» Stated exercise: Reproduce the listing exactly, with no pictures in your copy.

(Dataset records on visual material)
## start

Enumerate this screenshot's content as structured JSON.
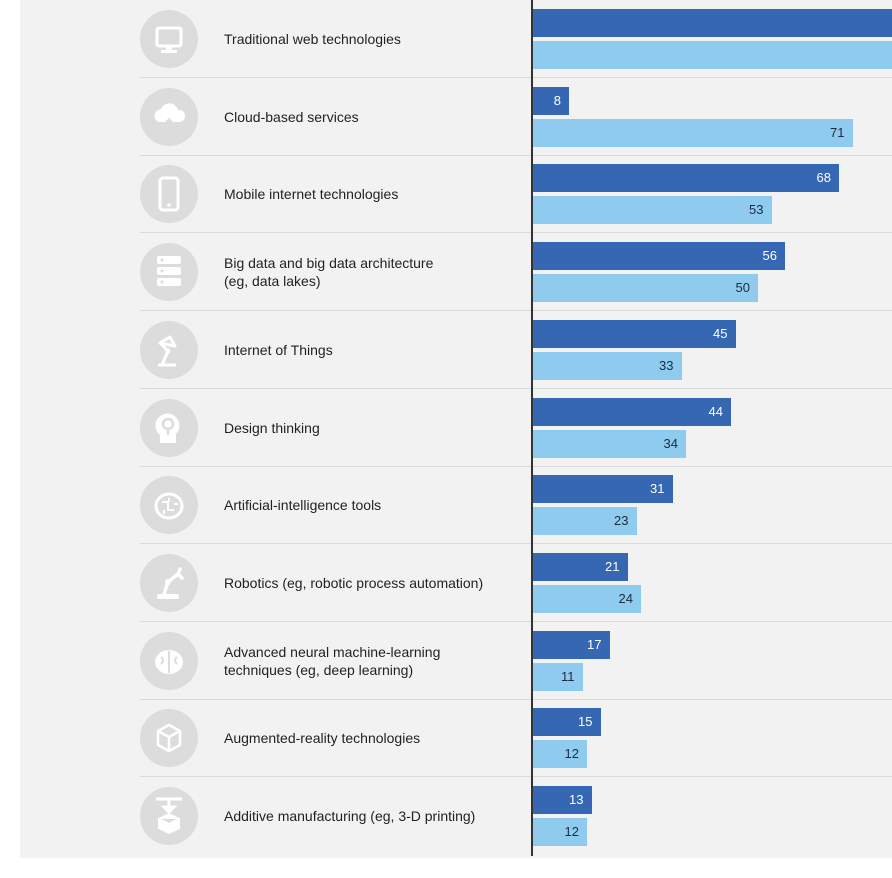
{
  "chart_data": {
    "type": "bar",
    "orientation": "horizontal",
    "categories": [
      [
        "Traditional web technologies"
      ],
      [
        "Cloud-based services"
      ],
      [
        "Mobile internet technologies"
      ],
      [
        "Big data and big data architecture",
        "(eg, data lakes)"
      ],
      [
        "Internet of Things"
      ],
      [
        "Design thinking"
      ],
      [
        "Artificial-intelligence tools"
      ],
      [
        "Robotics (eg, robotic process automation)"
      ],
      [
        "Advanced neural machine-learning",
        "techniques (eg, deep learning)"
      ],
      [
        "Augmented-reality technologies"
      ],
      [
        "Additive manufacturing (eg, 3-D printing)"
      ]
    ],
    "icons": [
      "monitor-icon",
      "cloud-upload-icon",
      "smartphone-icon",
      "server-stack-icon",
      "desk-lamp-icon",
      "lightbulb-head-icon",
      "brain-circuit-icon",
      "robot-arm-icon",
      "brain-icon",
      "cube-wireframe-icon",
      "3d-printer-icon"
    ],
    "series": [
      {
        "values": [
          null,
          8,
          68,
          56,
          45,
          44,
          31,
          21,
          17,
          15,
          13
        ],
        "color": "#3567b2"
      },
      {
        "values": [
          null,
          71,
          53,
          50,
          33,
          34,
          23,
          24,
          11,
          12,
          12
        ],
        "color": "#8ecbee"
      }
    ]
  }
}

## end

» The answer:
Enumerate this screenshot's content as structured JSON.
{
  "chart_data": {
    "type": "bar",
    "orientation": "horizontal",
    "categories": [
      [
        "Traditional web technologies"
      ],
      [
        "Cloud-based services"
      ],
      [
        "Mobile internet technologies"
      ],
      [
        "Big data and big data architecture",
        "(eg, data lakes)"
      ],
      [
        "Internet of Things"
      ],
      [
        "Design thinking"
      ],
      [
        "Artificial-intelligence tools"
      ],
      [
        "Robotics (eg, robotic process automation)"
      ],
      [
        "Advanced neural machine-learning",
        "techniques (eg, deep learning)"
      ],
      [
        "Augmented-reality technologies"
      ],
      [
        "Additive manufacturing (eg, 3-D printing)"
      ]
    ],
    "icons": [
      "monitor-icon",
      "cloud-upload-icon",
      "smartphone-icon",
      "server-stack-icon",
      "desk-lamp-icon",
      "lightbulb-head-icon",
      "brain-circuit-icon",
      "robot-arm-icon",
      "brain-icon",
      "cube-wireframe-icon",
      "3d-printer-icon"
    ],
    "series": [
      {
        "values": [
          null,
          8,
          68,
          56,
          45,
          44,
          31,
          21,
          17,
          15,
          13
        ],
        "color": "#3567b2"
      },
      {
        "values": [
          null,
          71,
          53,
          50,
          33,
          34,
          23,
          24,
          11,
          12,
          12
        ],
        "color": "#8ecbee"
      }
    ]
  }
}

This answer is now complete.